### [DATASET]

---+---

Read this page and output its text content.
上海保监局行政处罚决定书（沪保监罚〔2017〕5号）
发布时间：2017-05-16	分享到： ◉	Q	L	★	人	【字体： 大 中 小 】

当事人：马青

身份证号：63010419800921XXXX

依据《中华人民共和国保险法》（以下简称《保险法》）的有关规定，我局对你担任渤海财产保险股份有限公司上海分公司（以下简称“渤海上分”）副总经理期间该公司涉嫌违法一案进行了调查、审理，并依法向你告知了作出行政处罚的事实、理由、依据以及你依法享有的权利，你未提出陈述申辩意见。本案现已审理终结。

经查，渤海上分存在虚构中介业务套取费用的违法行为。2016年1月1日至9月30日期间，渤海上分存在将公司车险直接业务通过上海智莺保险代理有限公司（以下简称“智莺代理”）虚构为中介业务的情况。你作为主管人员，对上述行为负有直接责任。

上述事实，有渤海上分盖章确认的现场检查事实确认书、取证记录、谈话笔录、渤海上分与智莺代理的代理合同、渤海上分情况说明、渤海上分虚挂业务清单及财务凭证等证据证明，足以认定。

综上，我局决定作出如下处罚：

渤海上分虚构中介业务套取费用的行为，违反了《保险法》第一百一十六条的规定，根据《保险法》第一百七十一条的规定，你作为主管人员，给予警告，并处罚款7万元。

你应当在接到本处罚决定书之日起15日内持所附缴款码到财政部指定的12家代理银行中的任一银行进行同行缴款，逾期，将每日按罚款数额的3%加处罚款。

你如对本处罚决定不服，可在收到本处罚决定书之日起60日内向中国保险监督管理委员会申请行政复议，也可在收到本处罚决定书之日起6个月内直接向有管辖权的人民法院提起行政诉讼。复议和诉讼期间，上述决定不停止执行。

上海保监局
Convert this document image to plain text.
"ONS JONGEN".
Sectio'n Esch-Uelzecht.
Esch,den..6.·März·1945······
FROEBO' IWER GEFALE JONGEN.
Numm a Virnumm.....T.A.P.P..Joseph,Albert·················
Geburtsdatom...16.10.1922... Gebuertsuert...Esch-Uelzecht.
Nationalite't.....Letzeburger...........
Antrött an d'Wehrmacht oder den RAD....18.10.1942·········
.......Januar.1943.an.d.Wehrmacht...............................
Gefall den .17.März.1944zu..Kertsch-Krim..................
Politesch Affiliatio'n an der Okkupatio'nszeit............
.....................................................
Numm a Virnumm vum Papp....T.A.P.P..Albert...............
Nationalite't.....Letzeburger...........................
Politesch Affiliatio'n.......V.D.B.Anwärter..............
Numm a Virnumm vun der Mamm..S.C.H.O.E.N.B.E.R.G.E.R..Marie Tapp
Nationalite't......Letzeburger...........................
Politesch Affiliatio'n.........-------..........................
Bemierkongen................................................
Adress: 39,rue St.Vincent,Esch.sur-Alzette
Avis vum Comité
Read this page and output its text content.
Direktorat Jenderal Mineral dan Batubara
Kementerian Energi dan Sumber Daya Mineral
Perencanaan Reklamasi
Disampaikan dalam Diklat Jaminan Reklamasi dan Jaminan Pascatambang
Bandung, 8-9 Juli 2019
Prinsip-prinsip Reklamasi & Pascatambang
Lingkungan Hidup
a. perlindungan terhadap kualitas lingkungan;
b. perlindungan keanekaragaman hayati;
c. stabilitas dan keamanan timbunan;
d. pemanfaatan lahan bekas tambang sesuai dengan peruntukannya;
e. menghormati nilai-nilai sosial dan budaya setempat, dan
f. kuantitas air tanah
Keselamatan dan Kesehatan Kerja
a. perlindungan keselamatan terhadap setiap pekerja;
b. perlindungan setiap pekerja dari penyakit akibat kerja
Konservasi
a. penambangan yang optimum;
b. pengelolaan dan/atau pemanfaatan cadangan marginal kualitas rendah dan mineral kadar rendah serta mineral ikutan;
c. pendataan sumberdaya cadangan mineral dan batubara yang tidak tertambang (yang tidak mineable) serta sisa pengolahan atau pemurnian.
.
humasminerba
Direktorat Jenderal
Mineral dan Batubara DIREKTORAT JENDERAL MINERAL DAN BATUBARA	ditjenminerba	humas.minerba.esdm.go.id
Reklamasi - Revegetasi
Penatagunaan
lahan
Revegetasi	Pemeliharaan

---+---

### [WRITTEN REQUEST]
Quote the data in full, keeping each word unchanged.

### [RESULT OF THE EXERCISE]
Read this page and output its text content.
上海保监局行政处罚决定书（沪保监罚〔2017〕5号）
发布时间：2017-05-16	分享到： ◉	Q	L	★	人	【字体： 大 中 小 】

当事人：马青

身份证号：63010419800921XXXX

依据《中华人民共和国保险法》（以下简称《保险法》）的有关规定，我局对你担任渤海财产保险股份有限公司上海分公司（以下简称“渤海上分”）副总经理期间该公司涉嫌违法一案进行了调查、审理，并依法向你告知了作出行政处罚的事实、理由、依据以及你依法享有的权利，你未提出陈述申辩意见。本案现已审理终结。

经查，渤海上分存在虚构中介业务套取费用的违法行为。2016年1月1日至9月30日期间，渤海上分存在将公司车险直接业务通过上海智莺保险代理有限公司（以下简称“智莺代理”）虚构为中介业务的情况。你作为主管人员，对上述行为负有直接责任。

上述事实，有渤海上分盖章确认的现场检查事实确认书、取证记录、谈话笔录、渤海上分与智莺代理的代理合同、渤海上分情况说明、渤海上分虚挂业务清单及财务凭证等证据证明，足以认定。

综上，我局决定作出如下处罚：

渤海上分虚构中介业务套取费用的行为，违反了《保险法》第一百一十六条的规定，根据《保险法》第一百七十一条的规定，你作为主管人员，给予警告，并处罚款7万元。

你应当在接到本处罚决定书之日起15日内持所附缴款码到财政部指定的12家代理银行中的任一银行进行同行缴款，逾期，将每日按罚款数额的3%加处罚款。

你如对本处罚决定不服，可在收到本处罚决定书之日起60日内向中国保险监督管理委员会申请行政复议，也可在收到本处罚决定书之日起6个月内直接向有管辖权的人民法院提起行政诉讼。复议和诉讼期间，上述决定不停止执行。

上海保监局
Convert this document image to plain text.
"ONS JONGEN".
Sectio'n Esch-Uelzecht.
Esch,den..6.·März·1945······
FROEBO' IWER GEFALE JONGEN.
Numm a Virnumm.....T.A.P.P..Joseph,Albert·················
Geburtsdatom...16.10.1922... Gebuertsuert...Esch-Uelzecht.
Nationalite't.....Letzeburger...........
Antrött an d'Wehrmacht oder den RAD....18.10.1942·········
.......Januar.1943.an.d.Wehrmacht...............................
Gefall den .17.März.1944zu..Kertsch-Krim..................
Politesch Affiliatio'n an der Okkupatio'nszeit............
.....................................................
Numm a Virnumm vum Papp....T.A.P.P..Albert...............
Nationalite't.....Letzeburger...........................
Politesch Affiliatio'n.......V.D.B.Anwärter..............
Numm a Virnumm vun der Mamm..S.C.H.O.E.N.B.E.R.G.E.R..Marie Tapp
Nationalite't......Letzeburger...........................
Politesch Affiliatio'n.........-------..........................
Bemierkongen................................................
Adress: 39,rue St.Vincent,Esch.sur-Alzette
Avis vum Comité
Read this page and output its text content.
Direktorat Jenderal Mineral dan Batubara
Kementerian Energi dan Sumber Daya Mineral
Perencanaan Reklamasi
Disampaikan dalam Diklat Jaminan Reklamasi dan Jaminan Pascatambang
Bandung, 8-9 Juli 2019
Prinsip-prinsip Reklamasi & Pascatambang
Lingkungan Hidup
a. perlindungan terhadap kualitas lingkungan;
b. perlindungan keanekaragaman hayati;
c. stabilitas dan keamanan timbunan;
d. pemanfaatan lahan bekas tambang sesuai dengan peruntukannya;
e. menghormati nilai-nilai sosial dan budaya setempat, dan
f. kuantitas air tanah
Keselamatan dan Kesehatan Kerja
a. perlindungan keselamatan terhadap setiap pekerja;
b. perlindungan setiap pekerja dari penyakit akibat kerja
Konservasi
a. penambangan yang optimum;
b. pengelolaan dan/atau pemanfaatan cadangan marginal kualitas rendah dan mineral kadar rendah serta mineral ikutan;
c. pendataan sumberdaya cadangan mineral dan batubara yang tidak tertambang (yang tidak mineable) serta sisa pengolahan atau pemurnian.
.
humasminerba
Direktorat Jenderal
Mineral dan Batubara DIREKTORAT JENDERAL MINERAL DAN BATUBARA	ditjenminerba	humas.minerba.esdm.go.id
Reklamasi - Revegetasi
Penatagunaan
lahan
Revegetasi	Pemeliharaan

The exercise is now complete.